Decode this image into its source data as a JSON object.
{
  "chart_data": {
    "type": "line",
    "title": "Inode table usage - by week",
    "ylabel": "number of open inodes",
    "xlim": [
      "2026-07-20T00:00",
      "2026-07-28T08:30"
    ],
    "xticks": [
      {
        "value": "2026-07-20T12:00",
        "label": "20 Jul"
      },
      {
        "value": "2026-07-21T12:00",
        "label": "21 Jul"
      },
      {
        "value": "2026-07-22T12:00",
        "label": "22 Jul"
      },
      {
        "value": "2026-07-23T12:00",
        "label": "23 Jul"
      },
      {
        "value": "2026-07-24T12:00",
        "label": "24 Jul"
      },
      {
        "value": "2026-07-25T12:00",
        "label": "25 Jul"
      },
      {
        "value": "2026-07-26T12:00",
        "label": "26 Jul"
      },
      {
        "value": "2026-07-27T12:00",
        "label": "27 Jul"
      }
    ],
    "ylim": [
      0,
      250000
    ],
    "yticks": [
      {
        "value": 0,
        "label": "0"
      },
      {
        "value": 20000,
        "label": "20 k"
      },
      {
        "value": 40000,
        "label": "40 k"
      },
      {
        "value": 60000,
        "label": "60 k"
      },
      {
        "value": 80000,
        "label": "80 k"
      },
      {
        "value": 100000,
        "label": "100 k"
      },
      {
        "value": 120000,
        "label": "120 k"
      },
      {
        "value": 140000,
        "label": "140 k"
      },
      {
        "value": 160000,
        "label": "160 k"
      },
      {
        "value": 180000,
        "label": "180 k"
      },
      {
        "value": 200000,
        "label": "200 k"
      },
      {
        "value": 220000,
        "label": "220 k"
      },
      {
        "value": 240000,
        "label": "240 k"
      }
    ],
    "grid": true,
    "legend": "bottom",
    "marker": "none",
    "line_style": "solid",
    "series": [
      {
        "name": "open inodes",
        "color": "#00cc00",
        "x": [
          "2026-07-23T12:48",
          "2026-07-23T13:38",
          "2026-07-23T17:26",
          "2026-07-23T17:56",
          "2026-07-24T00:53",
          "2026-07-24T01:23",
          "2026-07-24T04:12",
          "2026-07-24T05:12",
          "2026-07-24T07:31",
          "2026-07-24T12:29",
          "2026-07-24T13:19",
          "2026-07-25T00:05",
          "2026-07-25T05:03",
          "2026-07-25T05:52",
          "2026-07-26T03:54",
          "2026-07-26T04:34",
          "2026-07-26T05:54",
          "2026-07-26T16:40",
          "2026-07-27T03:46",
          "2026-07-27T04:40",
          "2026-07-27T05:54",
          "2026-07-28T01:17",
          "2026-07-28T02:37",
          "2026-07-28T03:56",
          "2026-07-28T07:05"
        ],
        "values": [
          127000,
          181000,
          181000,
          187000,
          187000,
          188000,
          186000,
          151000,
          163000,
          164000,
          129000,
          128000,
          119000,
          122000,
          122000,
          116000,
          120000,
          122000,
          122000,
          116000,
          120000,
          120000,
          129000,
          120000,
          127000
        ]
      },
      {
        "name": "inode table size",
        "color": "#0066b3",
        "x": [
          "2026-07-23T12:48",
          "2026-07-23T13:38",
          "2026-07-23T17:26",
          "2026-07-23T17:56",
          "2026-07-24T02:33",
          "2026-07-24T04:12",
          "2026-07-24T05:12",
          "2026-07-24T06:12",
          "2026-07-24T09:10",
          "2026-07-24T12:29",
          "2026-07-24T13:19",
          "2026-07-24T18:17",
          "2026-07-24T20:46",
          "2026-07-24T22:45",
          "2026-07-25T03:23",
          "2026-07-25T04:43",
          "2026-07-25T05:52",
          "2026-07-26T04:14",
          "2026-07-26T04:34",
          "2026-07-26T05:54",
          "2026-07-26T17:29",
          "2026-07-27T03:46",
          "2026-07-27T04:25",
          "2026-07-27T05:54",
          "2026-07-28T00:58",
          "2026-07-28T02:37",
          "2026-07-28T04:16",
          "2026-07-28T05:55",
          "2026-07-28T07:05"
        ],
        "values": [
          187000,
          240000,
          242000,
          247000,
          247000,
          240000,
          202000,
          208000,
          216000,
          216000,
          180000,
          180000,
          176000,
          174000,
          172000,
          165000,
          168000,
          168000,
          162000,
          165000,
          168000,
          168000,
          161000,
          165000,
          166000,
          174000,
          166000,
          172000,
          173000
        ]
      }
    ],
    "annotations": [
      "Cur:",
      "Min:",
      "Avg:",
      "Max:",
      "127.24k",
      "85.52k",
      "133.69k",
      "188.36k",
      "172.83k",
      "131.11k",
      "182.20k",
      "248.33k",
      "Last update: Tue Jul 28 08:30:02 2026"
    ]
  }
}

= = =

■ Stated problem ■
From the records, copy every line that has the string "table" in it.

■ The reply ■
    "title": "Inode table usage - by week",
        "name": "inode table size",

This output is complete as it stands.